§ **What is expected**: Filter the records for lines holding the string "当卫星进入新的轨道稳定运行时由v".
%%
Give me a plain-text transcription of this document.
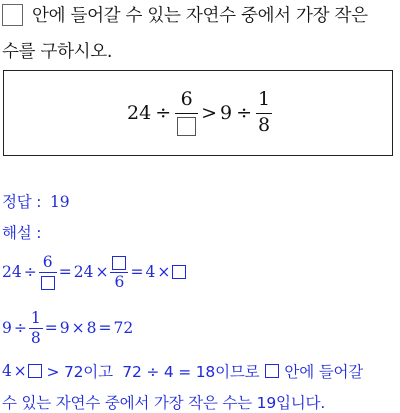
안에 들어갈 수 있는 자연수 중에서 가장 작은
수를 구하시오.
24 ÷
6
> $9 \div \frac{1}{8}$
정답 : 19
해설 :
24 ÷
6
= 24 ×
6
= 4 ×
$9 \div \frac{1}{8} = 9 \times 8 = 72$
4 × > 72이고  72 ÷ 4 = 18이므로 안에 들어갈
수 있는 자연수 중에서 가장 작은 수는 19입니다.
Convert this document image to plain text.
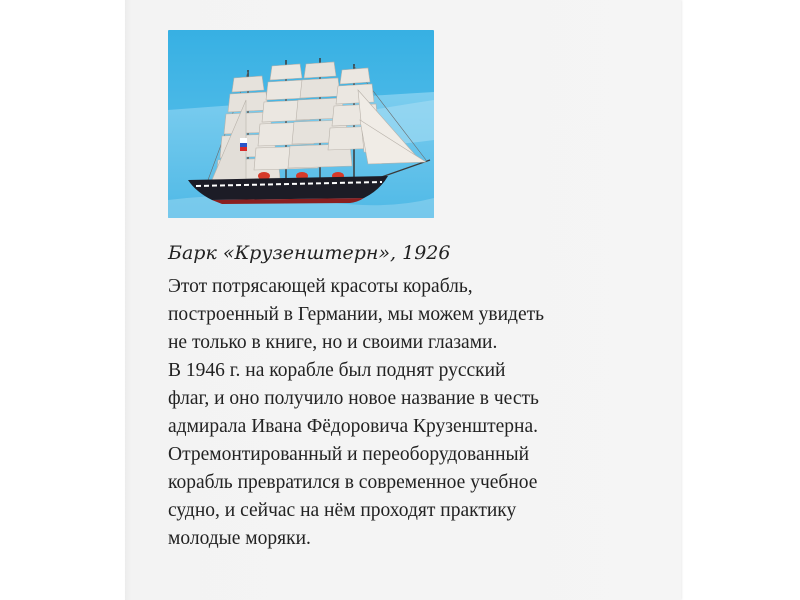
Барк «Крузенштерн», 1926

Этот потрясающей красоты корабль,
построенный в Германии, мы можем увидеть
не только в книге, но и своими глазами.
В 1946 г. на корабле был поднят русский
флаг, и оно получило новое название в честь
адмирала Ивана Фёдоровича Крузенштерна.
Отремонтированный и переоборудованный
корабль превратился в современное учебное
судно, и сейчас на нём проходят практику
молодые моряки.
%%
%%
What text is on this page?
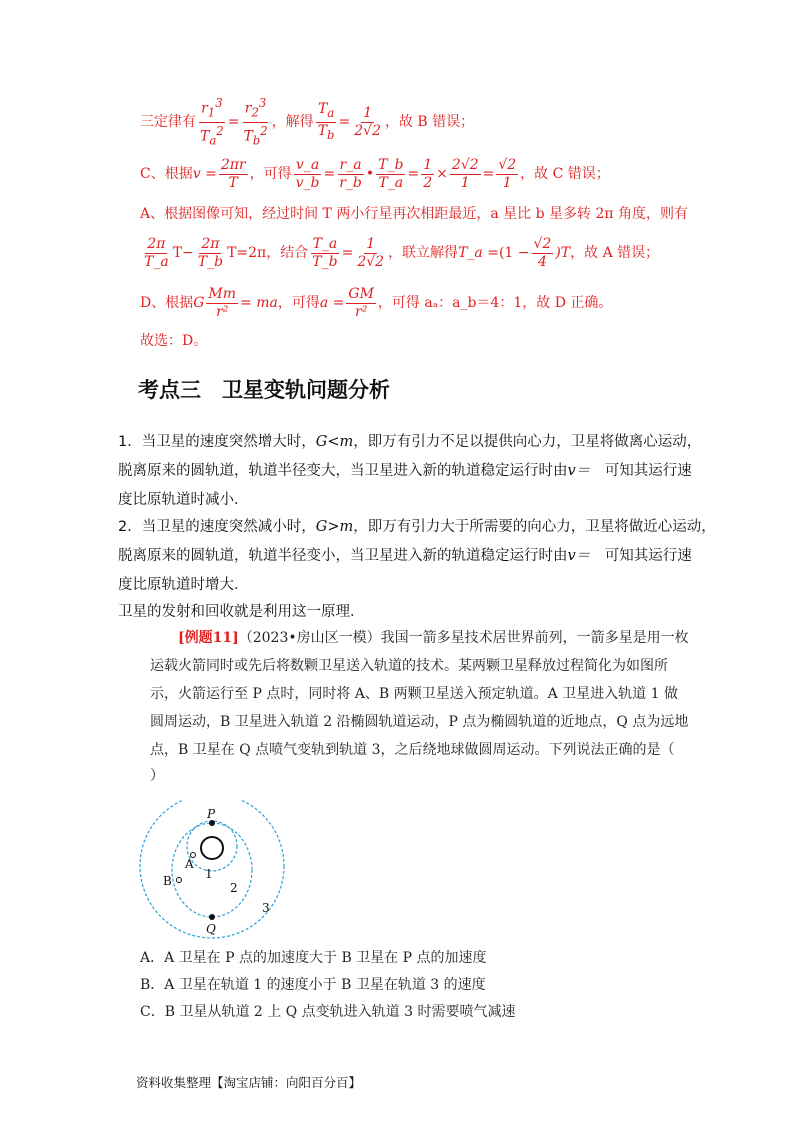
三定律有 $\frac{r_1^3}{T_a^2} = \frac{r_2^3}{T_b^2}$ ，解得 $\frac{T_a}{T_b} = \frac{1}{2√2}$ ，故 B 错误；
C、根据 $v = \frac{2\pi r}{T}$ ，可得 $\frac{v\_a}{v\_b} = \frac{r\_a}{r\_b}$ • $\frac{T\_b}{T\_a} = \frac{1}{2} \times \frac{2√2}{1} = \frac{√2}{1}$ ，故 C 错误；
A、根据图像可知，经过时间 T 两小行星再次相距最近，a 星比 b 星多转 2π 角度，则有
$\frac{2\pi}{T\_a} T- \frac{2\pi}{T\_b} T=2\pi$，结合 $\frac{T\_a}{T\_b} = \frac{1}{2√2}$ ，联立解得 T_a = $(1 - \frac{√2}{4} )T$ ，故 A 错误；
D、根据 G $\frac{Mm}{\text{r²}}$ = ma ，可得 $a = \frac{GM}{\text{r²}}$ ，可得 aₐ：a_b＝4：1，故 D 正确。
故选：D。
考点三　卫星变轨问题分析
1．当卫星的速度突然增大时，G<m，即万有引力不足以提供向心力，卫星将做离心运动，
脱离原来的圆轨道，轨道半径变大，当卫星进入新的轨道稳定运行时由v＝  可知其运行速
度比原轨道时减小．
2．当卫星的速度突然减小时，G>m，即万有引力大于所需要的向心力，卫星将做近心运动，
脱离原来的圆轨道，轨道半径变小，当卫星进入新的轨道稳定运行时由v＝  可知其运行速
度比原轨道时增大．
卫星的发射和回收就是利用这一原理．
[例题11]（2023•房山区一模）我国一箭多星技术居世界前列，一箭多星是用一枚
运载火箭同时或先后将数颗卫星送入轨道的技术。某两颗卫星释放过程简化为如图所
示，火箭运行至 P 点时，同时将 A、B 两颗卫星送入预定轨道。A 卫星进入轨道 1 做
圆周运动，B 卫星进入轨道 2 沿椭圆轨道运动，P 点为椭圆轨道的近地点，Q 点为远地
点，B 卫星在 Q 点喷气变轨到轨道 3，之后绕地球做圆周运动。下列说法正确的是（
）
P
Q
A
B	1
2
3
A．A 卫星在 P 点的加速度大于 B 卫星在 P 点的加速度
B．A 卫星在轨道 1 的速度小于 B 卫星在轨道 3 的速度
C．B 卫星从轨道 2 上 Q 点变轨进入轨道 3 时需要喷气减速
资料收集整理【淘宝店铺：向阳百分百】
%%
%%
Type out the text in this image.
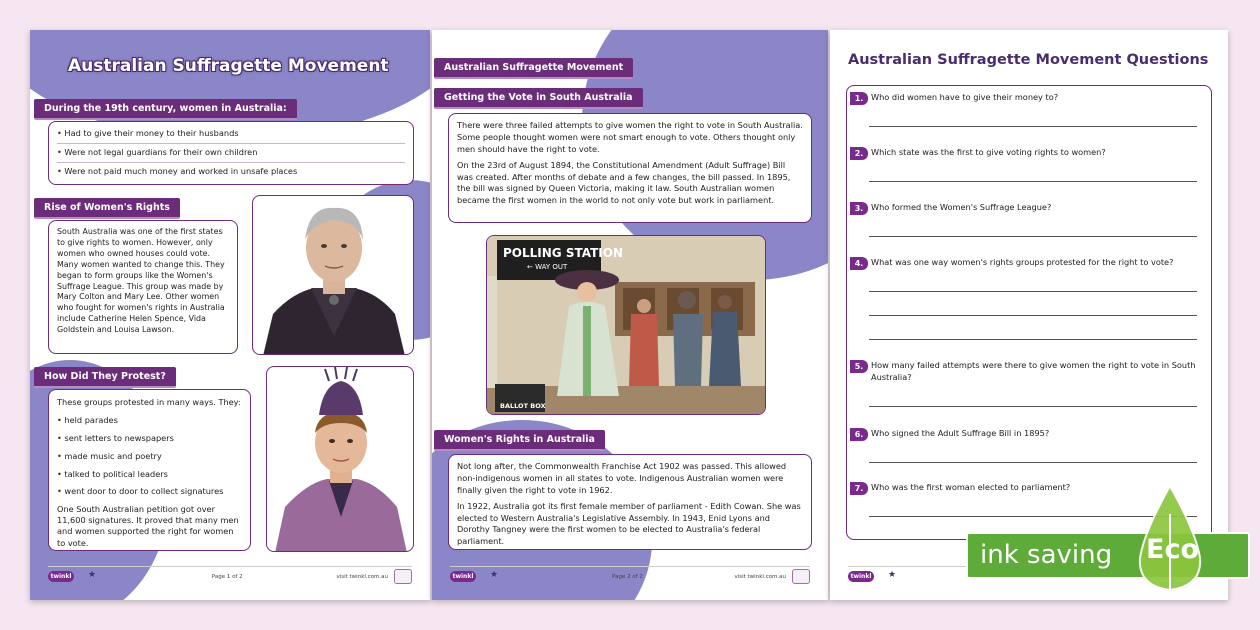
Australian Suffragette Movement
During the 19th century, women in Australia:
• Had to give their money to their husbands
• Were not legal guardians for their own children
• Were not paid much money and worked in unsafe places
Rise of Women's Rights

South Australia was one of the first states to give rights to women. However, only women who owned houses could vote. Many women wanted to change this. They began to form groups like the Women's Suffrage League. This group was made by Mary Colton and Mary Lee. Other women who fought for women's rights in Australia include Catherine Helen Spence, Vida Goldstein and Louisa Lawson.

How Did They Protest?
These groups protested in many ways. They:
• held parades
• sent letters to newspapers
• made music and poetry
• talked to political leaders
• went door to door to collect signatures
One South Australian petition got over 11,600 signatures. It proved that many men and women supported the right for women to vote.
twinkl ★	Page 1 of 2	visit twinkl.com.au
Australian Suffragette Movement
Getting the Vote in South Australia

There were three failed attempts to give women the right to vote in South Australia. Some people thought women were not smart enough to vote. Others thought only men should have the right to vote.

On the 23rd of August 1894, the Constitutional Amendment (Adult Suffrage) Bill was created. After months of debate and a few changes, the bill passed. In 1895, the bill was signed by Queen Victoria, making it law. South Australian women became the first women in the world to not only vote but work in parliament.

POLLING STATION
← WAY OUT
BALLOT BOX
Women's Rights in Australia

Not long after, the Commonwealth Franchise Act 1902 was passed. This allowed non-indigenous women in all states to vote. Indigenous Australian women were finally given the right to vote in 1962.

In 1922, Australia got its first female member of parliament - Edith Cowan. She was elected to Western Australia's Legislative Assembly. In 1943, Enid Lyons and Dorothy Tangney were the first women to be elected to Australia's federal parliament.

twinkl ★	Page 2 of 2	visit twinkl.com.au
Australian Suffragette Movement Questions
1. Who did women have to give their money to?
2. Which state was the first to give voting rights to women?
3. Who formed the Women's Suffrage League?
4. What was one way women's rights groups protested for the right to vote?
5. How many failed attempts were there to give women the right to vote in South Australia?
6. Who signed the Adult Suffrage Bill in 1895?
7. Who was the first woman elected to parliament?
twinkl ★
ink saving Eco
%%
§ **Written solution**:
脱离原来的圆轨道，轨道半径变大，当卫星进入新的轨道稳定运行时由v＝  可知其运行速
脱离原来的圆轨道，轨道半径变小，当卫星进入新的轨道稳定运行时由v＝  可知其运行速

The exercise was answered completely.